======== 本文 ========
病理診断報告書を確認しなかったことにより治療が遅れた事例が再び報告されています。
医療安全情報71号(2012年10月号)でも取り上げられていましたが、その後も類似の事例が35件も報告されているというものです。
そのうち実に26件は上部消化管内視鏡検査の生検組織診断の事例になります。
1つめの事例
1つ目の事例は以下の通りです。
大腸癌の術前検査のため、消化器内科医師が上部消化管内視鏡検査を施行して生検を行いました。
外科に転科後に病理診断報告書が作成されたため、消化器内科医師は結果を確認していませんでした。また、外科医師も、生検が行われていたことを把握していなかったというものです。
消火器内科と外科の間では、病理診断報告書の確認や患者への説明について取り決めがありませんでした。
この大腸癌の手術から4年後、貧血の精査のため上部消化管内視鏡検査が再び行われた際、4年前の病理診断報告書に「胃癌」と記載されていたことが発覚したものです。
2つめの事例
2つ目の事例は以下の通りです。
喉頭癌の患者に重複癌の検査目的で上部消化管内視鏡検査を施行し、生検を行いました。
======== 抽出情報 ========
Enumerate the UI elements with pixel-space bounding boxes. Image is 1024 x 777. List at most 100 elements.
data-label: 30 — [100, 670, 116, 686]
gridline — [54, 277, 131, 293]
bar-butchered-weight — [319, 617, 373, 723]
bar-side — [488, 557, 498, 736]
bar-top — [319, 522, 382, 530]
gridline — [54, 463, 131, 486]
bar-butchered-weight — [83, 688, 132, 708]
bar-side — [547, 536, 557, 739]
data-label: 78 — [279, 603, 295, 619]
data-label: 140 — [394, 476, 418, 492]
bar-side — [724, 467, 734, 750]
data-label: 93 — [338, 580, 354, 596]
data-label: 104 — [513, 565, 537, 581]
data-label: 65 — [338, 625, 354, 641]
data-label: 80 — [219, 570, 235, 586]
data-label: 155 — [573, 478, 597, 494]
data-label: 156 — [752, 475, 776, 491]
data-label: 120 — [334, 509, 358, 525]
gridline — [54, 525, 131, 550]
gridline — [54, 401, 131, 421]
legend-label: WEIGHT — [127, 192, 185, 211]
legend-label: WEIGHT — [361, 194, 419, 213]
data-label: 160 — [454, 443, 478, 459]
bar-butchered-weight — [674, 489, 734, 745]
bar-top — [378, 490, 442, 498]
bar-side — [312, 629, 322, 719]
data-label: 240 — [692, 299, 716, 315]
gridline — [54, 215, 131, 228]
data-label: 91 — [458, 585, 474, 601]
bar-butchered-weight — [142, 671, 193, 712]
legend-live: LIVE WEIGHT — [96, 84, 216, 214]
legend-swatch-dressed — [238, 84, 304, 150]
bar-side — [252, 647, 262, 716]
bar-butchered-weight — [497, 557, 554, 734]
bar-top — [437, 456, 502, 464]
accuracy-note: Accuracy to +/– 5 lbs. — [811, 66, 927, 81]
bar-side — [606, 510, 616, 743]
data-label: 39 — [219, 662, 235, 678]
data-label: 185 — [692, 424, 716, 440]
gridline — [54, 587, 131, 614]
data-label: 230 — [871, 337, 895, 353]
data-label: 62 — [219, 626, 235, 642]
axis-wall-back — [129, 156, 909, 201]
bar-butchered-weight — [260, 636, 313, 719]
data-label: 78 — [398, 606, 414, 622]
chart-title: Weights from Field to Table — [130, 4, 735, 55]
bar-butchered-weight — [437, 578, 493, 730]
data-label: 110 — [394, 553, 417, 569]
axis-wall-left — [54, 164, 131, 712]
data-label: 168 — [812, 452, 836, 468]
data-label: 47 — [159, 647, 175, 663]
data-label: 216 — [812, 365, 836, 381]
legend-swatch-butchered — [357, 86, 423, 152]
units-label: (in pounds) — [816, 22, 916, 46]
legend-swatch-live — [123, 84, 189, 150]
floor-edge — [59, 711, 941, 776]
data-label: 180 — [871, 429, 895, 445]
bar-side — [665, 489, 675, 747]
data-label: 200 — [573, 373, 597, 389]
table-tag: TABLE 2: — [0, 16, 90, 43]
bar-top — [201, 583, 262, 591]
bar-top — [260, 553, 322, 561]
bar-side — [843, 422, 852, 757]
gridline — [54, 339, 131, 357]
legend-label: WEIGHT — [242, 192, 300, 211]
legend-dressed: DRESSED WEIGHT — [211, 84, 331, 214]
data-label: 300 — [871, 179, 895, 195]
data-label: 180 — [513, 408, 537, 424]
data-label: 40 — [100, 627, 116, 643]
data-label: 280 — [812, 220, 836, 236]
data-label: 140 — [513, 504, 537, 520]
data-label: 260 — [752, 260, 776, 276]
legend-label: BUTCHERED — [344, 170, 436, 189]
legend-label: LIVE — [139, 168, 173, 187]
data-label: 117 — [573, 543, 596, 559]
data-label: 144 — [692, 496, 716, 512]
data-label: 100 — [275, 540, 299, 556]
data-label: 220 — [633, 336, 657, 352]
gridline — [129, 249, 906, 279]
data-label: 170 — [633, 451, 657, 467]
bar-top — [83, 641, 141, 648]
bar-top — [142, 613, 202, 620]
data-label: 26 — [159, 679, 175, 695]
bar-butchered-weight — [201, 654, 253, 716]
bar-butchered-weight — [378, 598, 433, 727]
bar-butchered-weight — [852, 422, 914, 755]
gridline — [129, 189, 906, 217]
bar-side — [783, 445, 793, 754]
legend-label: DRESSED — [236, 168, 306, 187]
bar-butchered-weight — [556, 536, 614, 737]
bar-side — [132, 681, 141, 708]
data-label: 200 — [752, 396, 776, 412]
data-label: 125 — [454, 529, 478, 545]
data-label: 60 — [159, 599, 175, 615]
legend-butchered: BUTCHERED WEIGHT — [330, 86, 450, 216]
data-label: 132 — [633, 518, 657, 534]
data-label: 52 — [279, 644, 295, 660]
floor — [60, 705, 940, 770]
========
> [作業内容]:
本文に登場する、臓器の名前が付いた癌の名称を、出てくる順にすべて挙げなさい。

> [解答欄]:
大腸癌、胃癌、喉頭癌